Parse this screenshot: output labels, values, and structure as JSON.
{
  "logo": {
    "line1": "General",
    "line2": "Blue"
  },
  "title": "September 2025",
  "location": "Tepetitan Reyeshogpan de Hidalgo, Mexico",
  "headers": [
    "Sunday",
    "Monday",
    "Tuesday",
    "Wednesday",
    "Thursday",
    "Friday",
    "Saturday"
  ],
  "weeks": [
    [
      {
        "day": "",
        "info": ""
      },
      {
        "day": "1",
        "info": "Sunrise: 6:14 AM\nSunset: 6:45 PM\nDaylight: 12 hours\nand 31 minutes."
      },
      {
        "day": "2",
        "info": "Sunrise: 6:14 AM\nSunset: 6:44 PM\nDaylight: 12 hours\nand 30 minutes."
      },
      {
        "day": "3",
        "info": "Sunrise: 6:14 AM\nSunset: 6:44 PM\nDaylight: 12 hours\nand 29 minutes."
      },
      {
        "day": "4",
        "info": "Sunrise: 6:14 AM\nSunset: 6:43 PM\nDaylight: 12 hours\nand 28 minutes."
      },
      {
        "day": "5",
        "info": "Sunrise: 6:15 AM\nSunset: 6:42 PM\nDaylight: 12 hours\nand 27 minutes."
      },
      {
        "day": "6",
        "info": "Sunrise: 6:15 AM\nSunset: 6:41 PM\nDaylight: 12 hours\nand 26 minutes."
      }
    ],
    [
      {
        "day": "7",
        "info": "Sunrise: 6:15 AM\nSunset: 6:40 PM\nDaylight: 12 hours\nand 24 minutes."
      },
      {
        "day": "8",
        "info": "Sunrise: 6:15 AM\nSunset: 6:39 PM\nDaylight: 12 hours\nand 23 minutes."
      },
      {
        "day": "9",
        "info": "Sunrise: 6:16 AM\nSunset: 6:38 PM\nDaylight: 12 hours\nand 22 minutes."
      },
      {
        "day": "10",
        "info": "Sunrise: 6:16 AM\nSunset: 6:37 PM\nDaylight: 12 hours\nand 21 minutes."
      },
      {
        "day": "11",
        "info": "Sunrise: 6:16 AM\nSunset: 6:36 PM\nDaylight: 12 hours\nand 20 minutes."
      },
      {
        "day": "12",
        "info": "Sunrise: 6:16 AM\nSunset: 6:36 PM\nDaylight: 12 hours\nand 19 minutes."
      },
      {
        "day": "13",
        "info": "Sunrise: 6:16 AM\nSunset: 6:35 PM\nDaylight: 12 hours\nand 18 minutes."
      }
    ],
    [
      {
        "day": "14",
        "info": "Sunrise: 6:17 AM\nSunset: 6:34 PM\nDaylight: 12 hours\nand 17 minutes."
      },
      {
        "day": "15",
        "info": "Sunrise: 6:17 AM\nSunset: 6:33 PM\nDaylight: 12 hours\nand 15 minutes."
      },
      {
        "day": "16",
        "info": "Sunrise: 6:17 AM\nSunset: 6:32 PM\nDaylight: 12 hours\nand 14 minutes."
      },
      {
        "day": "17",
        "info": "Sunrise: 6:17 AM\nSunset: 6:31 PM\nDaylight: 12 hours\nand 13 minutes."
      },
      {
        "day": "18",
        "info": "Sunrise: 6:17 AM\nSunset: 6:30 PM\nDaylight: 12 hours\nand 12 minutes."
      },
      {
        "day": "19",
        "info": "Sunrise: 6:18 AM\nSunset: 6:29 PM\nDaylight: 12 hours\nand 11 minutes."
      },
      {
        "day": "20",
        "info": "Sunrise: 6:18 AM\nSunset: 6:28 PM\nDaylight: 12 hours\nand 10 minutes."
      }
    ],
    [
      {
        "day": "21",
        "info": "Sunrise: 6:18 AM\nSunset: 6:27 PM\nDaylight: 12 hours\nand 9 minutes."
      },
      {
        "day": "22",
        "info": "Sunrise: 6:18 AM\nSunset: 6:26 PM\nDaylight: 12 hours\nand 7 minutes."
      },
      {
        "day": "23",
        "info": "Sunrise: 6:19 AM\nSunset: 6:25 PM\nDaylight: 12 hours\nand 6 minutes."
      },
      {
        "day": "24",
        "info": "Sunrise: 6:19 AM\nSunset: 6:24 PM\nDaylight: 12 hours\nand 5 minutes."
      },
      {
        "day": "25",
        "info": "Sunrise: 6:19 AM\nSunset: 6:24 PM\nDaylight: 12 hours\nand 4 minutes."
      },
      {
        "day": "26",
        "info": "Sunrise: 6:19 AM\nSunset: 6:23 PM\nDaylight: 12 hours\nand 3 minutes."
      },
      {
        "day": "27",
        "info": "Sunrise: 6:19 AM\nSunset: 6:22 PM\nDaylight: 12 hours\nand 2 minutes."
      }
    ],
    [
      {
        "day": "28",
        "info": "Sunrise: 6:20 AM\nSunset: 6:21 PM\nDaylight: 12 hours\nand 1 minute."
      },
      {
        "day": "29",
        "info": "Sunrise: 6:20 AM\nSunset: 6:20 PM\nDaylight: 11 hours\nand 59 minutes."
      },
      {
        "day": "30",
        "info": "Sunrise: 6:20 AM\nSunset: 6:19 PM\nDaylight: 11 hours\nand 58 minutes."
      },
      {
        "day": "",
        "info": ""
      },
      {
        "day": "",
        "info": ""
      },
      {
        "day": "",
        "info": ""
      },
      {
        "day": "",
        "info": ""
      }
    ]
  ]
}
▬▬▬▬▬▬▬▬▬▬
What is expected :: Copy each record from above exactly, and include every line.

Final answer ::
Parse this screenshot: output labels, values, and structure as JSON.
{
  "logo": {
    "line1": "General",
    "line2": "Blue"
  },
  "title": "September 2025",
  "location": "Tepetitan Reyeshogpan de Hidalgo, Mexico",
  "headers": [
    "Sunday",
    "Monday",
    "Tuesday",
    "Wednesday",
    "Thursday",
    "Friday",
    "Saturday"
  ],
  "weeks": [
    [
      {
        "day": "",
        "info": ""
      },
      {
        "day": "1",
        "info": "Sunrise: 6:14 AM\nSunset: 6:45 PM\nDaylight: 12 hours\nand 31 minutes."
      },
      {
        "day": "2",
        "info": "Sunrise: 6:14 AM\nSunset: 6:44 PM\nDaylight: 12 hours\nand 30 minutes."
      },
      {
        "day": "3",
        "info": "Sunrise: 6:14 AM\nSunset: 6:44 PM\nDaylight: 12 hours\nand 29 minutes."
      },
      {
        "day": "4",
        "info": "Sunrise: 6:14 AM\nSunset: 6:43 PM\nDaylight: 12 hours\nand 28 minutes."
      },
      {
        "day": "5",
        "info": "Sunrise: 6:15 AM\nSunset: 6:42 PM\nDaylight: 12 hours\nand 27 minutes."
      },
      {
        "day": "6",
        "info": "Sunrise: 6:15 AM\nSunset: 6:41 PM\nDaylight: 12 hours\nand 26 minutes."
      }
    ],
    [
      {
        "day": "7",
        "info": "Sunrise: 6:15 AM\nSunset: 6:40 PM\nDaylight: 12 hours\nand 24 minutes."
      },
      {
        "day": "8",
        "info": "Sunrise: 6:15 AM\nSunset: 6:39 PM\nDaylight: 12 hours\nand 23 minutes."
      },
      {
        "day": "9",
        "info": "Sunrise: 6:16 AM\nSunset: 6:38 PM\nDaylight: 12 hours\nand 22 minutes."
      },
      {
        "day": "10",
        "info": "Sunrise: 6:16 AM\nSunset: 6:37 PM\nDaylight: 12 hours\nand 21 minutes."
      },
      {
        "day": "11",
        "info": "Sunrise: 6:16 AM\nSunset: 6:36 PM\nDaylight: 12 hours\nand 20 minutes."
      },
      {
        "day": "12",
        "info": "Sunrise: 6:16 AM\nSunset: 6:36 PM\nDaylight: 12 hours\nand 19 minutes."
      },
      {
        "day": "13",
        "info": "Sunrise: 6:16 AM\nSunset: 6:35 PM\nDaylight: 12 hours\nand 18 minutes."
      }
    ],
    [
      {
        "day": "14",
        "info": "Sunrise: 6:17 AM\nSunset: 6:34 PM\nDaylight: 12 hours\nand 17 minutes."
      },
      {
        "day": "15",
        "info": "Sunrise: 6:17 AM\nSunset: 6:33 PM\nDaylight: 12 hours\nand 15 minutes."
      },
      {
        "day": "16",
        "info": "Sunrise: 6:17 AM\nSunset: 6:32 PM\nDaylight: 12 hours\nand 14 minutes."
      },
      {
        "day": "17",
        "info": "Sunrise: 6:17 AM\nSunset: 6:31 PM\nDaylight: 12 hours\nand 13 minutes."
      },
      {
        "day": "18",
        "info": "Sunrise: 6:17 AM\nSunset: 6:30 PM\nDaylight: 12 hours\nand 12 minutes."
      },
      {
        "day": "19",
        "info": "Sunrise: 6:18 AM\nSunset: 6:29 PM\nDaylight: 12 hours\nand 11 minutes."
      },
      {
        "day": "20",
        "info": "Sunrise: 6:18 AM\nSunset: 6:28 PM\nDaylight: 12 hours\nand 10 minutes."
      }
    ],
    [
      {
        "day": "21",
        "info": "Sunrise: 6:18 AM\nSunset: 6:27 PM\nDaylight: 12 hours\nand 9 minutes."
      },
      {
        "day": "22",
        "info": "Sunrise: 6:18 AM\nSunset: 6:26 PM\nDaylight: 12 hours\nand 7 minutes."
      },
      {
        "day": "23",
        "info": "Sunrise: 6:19 AM\nSunset: 6:25 PM\nDaylight: 12 hours\nand 6 minutes."
      },
      {
        "day": "24",
        "info": "Sunrise: 6:19 AM\nSunset: 6:24 PM\nDaylight: 12 hours\nand 5 minutes."
      },
      {
        "day": "25",
        "info": "Sunrise: 6:19 AM\nSunset: 6:24 PM\nDaylight: 12 hours\nand 4 minutes."
      },
      {
        "day": "26",
        "info": "Sunrise: 6:19 AM\nSunset: 6:23 PM\nDaylight: 12 hours\nand 3 minutes."
      },
      {
        "day": "27",
        "info": "Sunrise: 6:19 AM\nSunset: 6:22 PM\nDaylight: 12 hours\nand 2 minutes."
      }
    ],
    [
      {
        "day": "28",
        "info": "Sunrise: 6:20 AM\nSunset: 6:21 PM\nDaylight: 12 hours\nand 1 minute."
      },
      {
        "day": "29",
        "info": "Sunrise: 6:20 AM\nSunset: 6:20 PM\nDaylight: 11 hours\nand 59 minutes."
      },
      {
        "day": "30",
        "info": "Sunrise: 6:20 AM\nSunset: 6:19 PM\nDaylight: 11 hours\nand 58 minutes."
      },
      {
        "day": "",
        "info": ""
      },
      {
        "day": "",
        "info": ""
      },
      {
        "day": "",
        "info": ""
      },
      {
        "day": "",
        "info": ""
      }
    ]
  ]
}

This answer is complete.